• **WHAT THE EXERCISE ASKS**
Set down every entry again word for word, please, but skip the pictures.

• **DATA PROVIDED**
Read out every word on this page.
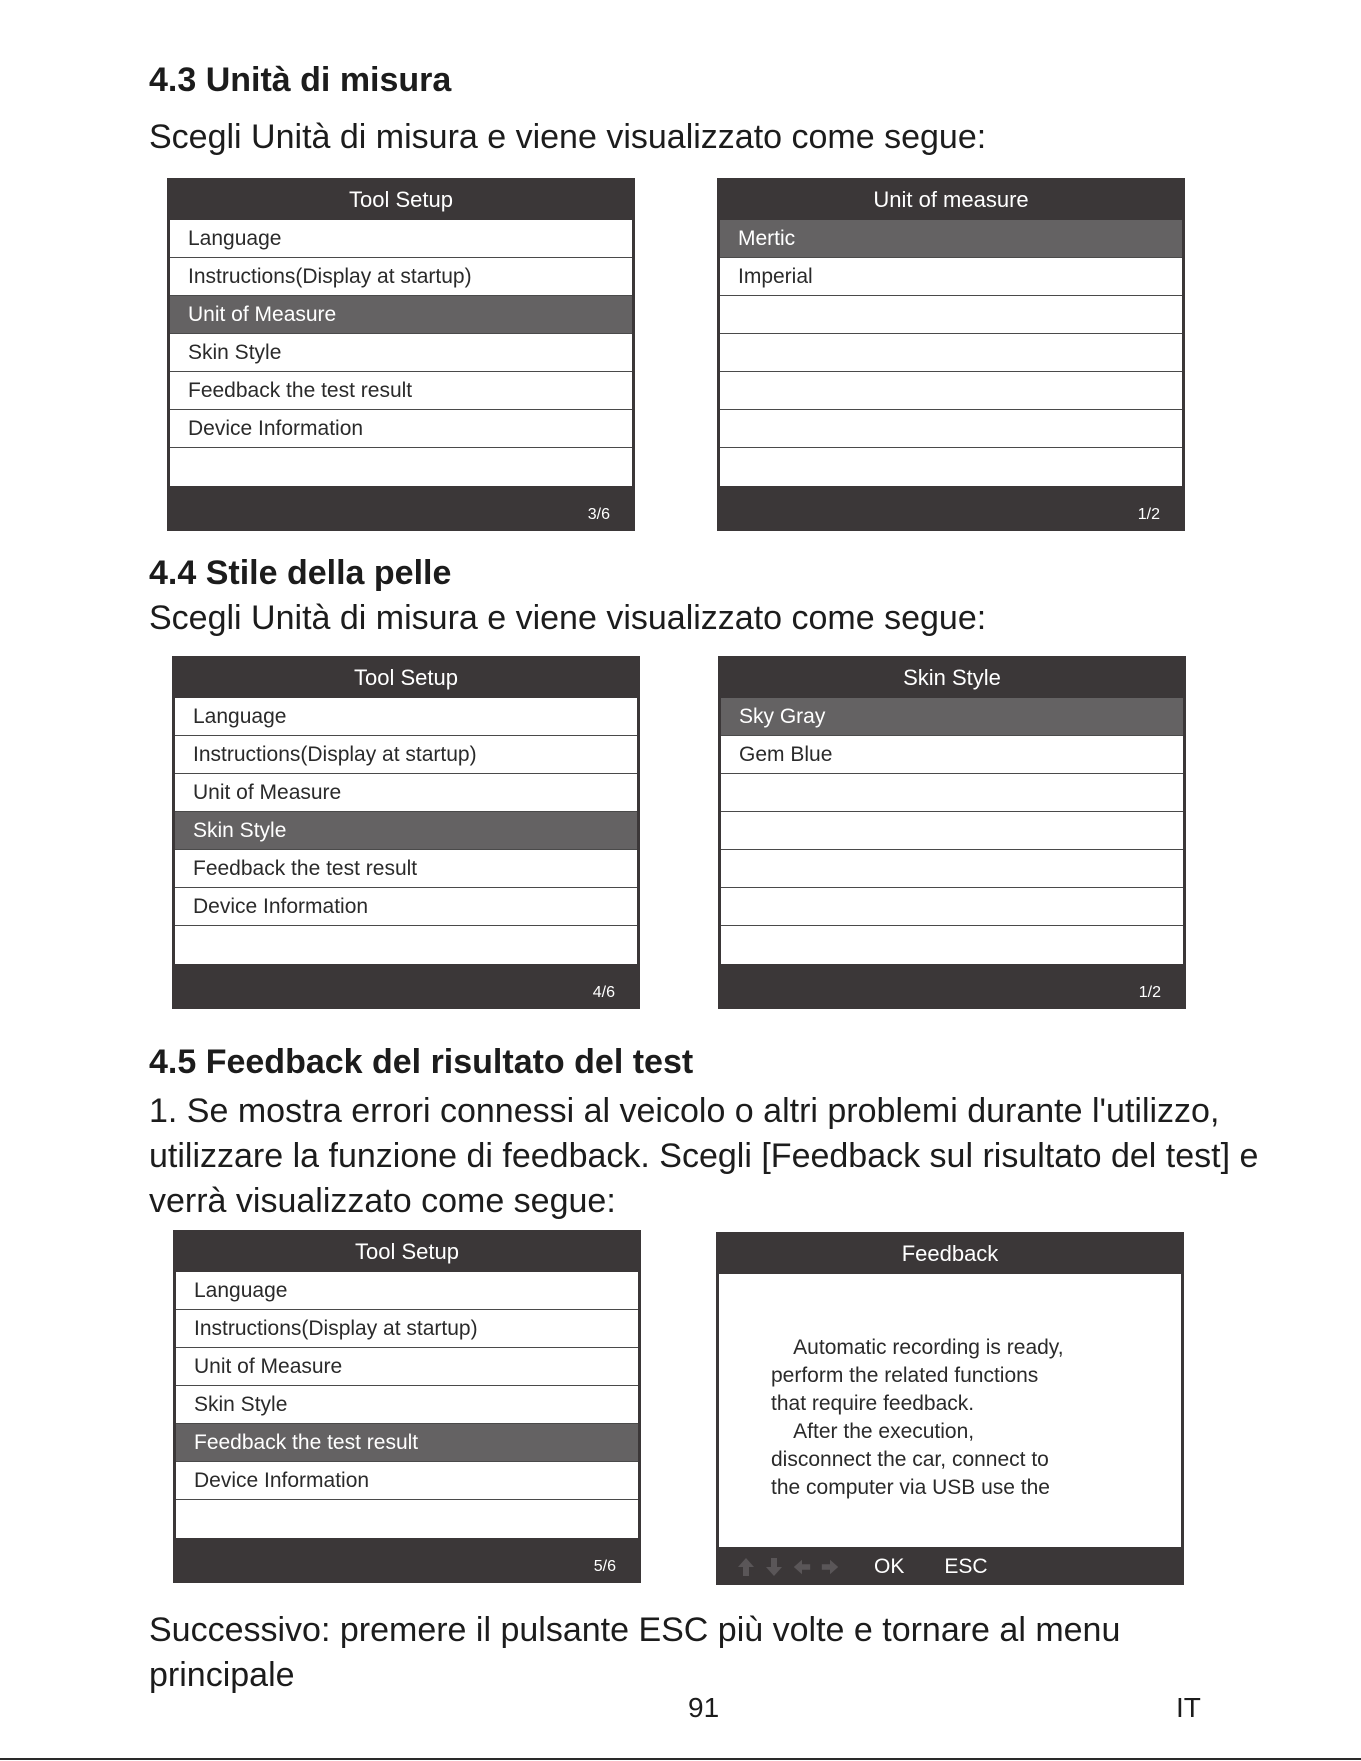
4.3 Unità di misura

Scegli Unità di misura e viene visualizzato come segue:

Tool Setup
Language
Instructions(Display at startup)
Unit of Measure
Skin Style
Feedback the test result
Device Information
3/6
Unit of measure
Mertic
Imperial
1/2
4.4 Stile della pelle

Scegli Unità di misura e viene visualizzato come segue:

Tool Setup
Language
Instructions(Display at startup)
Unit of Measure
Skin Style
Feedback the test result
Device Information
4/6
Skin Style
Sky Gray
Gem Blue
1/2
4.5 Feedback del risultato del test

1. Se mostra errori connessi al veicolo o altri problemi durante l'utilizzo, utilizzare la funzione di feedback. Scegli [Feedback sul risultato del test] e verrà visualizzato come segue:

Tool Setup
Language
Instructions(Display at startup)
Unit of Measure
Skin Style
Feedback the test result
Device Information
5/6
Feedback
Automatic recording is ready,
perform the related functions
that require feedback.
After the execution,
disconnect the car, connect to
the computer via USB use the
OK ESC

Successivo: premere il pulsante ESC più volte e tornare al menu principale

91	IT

• **ANSWER**
Read out every word on this page.
4.3 Unità di misura

Scegli Unità di misura e viene visualizzato come segue:

Tool Setup
Language
Instructions(Display at startup)
Unit of Measure
Skin Style
Feedback the test result
Device Information
3/6
Unit of measure
Mertic
Imperial
1/2
4.4 Stile della pelle

Scegli Unità di misura e viene visualizzato come segue:

Tool Setup
Language
Instructions(Display at startup)
Unit of Measure
Skin Style
Feedback the test result
Device Information
4/6
Skin Style
Sky Gray
Gem Blue
1/2
4.5 Feedback del risultato del test

1. Se mostra errori connessi al veicolo o altri problemi durante l'utilizzo, utilizzare la funzione di feedback. Scegli [Feedback sul risultato del test] e verrà visualizzato come segue:

Tool Setup
Language
Instructions(Display at startup)
Unit of Measure
Skin Style
Feedback the test result
Device Information
5/6
Feedback
Automatic recording is ready,
perform the related functions
that require feedback.
After the execution,
disconnect the car, connect to
the computer via USB use the
OK ESC

Successivo: premere il pulsante ESC più volte e tornare al menu principale

91	IT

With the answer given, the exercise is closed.